Restate every line of the material, word for word.

══════════

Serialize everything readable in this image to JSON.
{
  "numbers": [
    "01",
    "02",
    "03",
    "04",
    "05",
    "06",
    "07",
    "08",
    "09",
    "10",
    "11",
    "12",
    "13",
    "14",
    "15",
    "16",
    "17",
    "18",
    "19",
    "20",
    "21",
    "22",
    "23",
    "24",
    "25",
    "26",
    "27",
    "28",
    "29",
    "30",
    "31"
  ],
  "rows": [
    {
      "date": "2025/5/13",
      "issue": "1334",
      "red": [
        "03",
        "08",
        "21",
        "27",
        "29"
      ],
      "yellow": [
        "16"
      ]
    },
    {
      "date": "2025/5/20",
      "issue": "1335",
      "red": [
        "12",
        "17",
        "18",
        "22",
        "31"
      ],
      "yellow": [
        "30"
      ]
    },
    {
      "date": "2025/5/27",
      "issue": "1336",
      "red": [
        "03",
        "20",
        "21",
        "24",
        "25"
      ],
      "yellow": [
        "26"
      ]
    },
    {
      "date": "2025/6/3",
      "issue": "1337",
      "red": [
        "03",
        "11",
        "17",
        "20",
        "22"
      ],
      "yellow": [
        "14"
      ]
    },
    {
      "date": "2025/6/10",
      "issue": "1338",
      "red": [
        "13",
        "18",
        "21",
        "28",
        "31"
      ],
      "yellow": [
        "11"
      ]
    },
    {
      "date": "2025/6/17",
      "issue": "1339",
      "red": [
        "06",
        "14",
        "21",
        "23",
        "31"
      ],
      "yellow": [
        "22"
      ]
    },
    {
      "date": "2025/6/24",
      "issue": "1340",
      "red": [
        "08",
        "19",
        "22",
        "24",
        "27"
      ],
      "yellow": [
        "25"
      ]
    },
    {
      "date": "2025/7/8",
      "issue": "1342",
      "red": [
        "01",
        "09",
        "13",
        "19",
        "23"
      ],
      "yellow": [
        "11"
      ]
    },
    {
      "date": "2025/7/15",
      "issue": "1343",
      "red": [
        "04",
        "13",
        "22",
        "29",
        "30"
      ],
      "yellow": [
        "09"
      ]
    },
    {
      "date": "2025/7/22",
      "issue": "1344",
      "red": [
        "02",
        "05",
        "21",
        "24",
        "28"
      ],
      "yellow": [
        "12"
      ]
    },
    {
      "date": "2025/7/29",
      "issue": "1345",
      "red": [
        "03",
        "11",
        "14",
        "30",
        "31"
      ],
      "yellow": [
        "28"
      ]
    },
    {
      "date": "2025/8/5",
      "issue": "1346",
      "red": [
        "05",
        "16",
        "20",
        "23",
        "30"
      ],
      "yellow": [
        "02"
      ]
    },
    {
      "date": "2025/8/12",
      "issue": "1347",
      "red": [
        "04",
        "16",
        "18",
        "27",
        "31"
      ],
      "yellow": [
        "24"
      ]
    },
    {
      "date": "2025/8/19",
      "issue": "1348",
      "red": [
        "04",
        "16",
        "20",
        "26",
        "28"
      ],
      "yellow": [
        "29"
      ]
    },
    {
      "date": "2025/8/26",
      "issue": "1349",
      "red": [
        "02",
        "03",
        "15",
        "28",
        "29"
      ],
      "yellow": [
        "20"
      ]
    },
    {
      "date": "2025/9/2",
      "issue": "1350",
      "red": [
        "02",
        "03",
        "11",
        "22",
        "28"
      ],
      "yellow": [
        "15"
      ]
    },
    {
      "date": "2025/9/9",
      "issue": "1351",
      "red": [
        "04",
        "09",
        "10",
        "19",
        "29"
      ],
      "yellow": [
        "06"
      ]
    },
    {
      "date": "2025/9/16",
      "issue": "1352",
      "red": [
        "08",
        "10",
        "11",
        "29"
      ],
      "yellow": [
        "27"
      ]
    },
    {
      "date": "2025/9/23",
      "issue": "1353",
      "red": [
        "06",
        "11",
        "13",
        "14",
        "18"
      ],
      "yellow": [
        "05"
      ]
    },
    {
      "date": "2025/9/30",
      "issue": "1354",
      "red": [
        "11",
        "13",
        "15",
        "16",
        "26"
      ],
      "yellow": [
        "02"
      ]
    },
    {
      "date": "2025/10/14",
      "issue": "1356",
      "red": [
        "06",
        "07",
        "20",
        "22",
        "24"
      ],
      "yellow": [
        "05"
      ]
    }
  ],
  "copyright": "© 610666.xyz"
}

══════════

> [Task result]
Serialize everything readable in this image to JSON.
{
  "numbers": [
    "01",
    "02",
    "03",
    "04",
    "05",
    "06",
    "07",
    "08",
    "09",
    "10",
    "11",
    "12",
    "13",
    "14",
    "15",
    "16",
    "17",
    "18",
    "19",
    "20",
    "21",
    "22",
    "23",
    "24",
    "25",
    "26",
    "27",
    "28",
    "29",
    "30",
    "31"
  ],
  "rows": [
    {
      "date": "2025/5/13",
      "issue": "1334",
      "red": [
        "03",
        "08",
        "21",
        "27",
        "29"
      ],
      "yellow": [
        "16"
      ]
    },
    {
      "date": "2025/5/20",
      "issue": "1335",
      "red": [
        "12",
        "17",
        "18",
        "22",
        "31"
      ],
      "yellow": [
        "30"
      ]
    },
    {
      "date": "2025/5/27",
      "issue": "1336",
      "red": [
        "03",
        "20",
        "21",
        "24",
        "25"
      ],
      "yellow": [
        "26"
      ]
    },
    {
      "date": "2025/6/3",
      "issue": "1337",
      "red": [
        "03",
        "11",
        "17",
        "20",
        "22"
      ],
      "yellow": [
        "14"
      ]
    },
    {
      "date": "2025/6/10",
      "issue": "1338",
      "red": [
        "13",
        "18",
        "21",
        "28",
        "31"
      ],
      "yellow": [
        "11"
      ]
    },
    {
      "date": "2025/6/17",
      "issue": "1339",
      "red": [
        "06",
        "14",
        "21",
        "23",
        "31"
      ],
      "yellow": [
        "22"
      ]
    },
    {
      "date": "2025/6/24",
      "issue": "1340",
      "red": [
        "08",
        "19",
        "22",
        "24",
        "27"
      ],
      "yellow": [
        "25"
      ]
    },
    {
      "date": "2025/7/8",
      "issue": "1342",
      "red": [
        "01",
        "09",
        "13",
        "19",
        "23"
      ],
      "yellow": [
        "11"
      ]
    },
    {
      "date": "2025/7/15",
      "issue": "1343",
      "red": [
        "04",
        "13",
        "22",
        "29",
        "30"
      ],
      "yellow": [
        "09"
      ]
    },
    {
      "date": "2025/7/22",
      "issue": "1344",
      "red": [
        "02",
        "05",
        "21",
        "24",
        "28"
      ],
      "yellow": [
        "12"
      ]
    },
    {
      "date": "2025/7/29",
      "issue": "1345",
      "red": [
        "03",
        "11",
        "14",
        "30",
        "31"
      ],
      "yellow": [
        "28"
      ]
    },
    {
      "date": "2025/8/5",
      "issue": "1346",
      "red": [
        "05",
        "16",
        "20",
        "23",
        "30"
      ],
      "yellow": [
        "02"
      ]
    },
    {
      "date": "2025/8/12",
      "issue": "1347",
      "red": [
        "04",
        "16",
        "18",
        "27",
        "31"
      ],
      "yellow": [
        "24"
      ]
    },
    {
      "date": "2025/8/19",
      "issue": "1348",
      "red": [
        "04",
        "16",
        "20",
        "26",
        "28"
      ],
      "yellow": [
        "29"
      ]
    },
    {
      "date": "2025/8/26",
      "issue": "1349",
      "red": [
        "02",
        "03",
        "15",
        "28",
        "29"
      ],
      "yellow": [
        "20"
      ]
    },
    {
      "date": "2025/9/2",
      "issue": "1350",
      "red": [
        "02",
        "03",
        "11",
        "22",
        "28"
      ],
      "yellow": [
        "15"
      ]
    },
    {
      "date": "2025/9/9",
      "issue": "1351",
      "red": [
        "04",
        "09",
        "10",
        "19",
        "29"
      ],
      "yellow": [
        "06"
      ]
    },
    {
      "date": "2025/9/16",
      "issue": "1352",
      "red": [
        "08",
        "10",
        "11",
        "29"
      ],
      "yellow": [
        "27"
      ]
    },
    {
      "date": "2025/9/23",
      "issue": "1353",
      "red": [
        "06",
        "11",
        "13",
        "14",
        "18"
      ],
      "yellow": [
        "05"
      ]
    },
    {
      "date": "2025/9/30",
      "issue": "1354",
      "red": [
        "11",
        "13",
        "15",
        "16",
        "26"
      ],
      "yellow": [
        "02"
      ]
    },
    {
      "date": "2025/10/14",
      "issue": "1356",
      "red": [
        "06",
        "07",
        "20",
        "22",
        "24"
      ],
      "yellow": [
        "05"
      ]
    }
  ],
  "copyright": "© 610666.xyz"
}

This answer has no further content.